== The exercise ==
Only the lines holding the string "templates" are needed. Copy each one.

== Input ==
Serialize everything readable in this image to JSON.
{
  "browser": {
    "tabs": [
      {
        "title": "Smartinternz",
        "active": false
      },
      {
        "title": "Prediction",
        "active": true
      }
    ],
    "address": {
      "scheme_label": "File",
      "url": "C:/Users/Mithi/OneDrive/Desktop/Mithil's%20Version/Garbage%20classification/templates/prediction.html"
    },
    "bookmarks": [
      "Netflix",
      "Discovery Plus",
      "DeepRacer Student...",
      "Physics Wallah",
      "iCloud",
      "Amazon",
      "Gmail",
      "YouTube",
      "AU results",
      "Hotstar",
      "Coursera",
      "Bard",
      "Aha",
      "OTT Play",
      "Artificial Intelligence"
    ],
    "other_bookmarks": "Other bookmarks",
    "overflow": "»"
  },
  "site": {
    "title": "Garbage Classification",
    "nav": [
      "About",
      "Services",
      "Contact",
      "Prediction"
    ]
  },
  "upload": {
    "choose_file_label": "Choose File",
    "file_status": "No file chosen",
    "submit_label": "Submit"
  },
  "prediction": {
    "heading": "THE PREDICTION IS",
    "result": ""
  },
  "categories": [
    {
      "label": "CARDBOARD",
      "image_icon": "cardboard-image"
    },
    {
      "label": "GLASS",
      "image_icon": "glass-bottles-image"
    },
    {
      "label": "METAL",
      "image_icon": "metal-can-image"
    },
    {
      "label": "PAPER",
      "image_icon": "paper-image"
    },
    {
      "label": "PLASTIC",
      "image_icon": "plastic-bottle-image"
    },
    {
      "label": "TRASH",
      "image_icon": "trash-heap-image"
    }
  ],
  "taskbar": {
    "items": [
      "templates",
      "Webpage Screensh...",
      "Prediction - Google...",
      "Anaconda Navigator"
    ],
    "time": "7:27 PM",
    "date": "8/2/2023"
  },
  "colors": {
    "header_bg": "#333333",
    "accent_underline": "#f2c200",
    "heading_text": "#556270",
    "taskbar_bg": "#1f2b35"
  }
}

== Problem solution ==
      "url": "C:/Users/Mithi/OneDrive/Desktop/Mithil's%20Version/Garbage%20classification/templates/prediction.html"
      "templates",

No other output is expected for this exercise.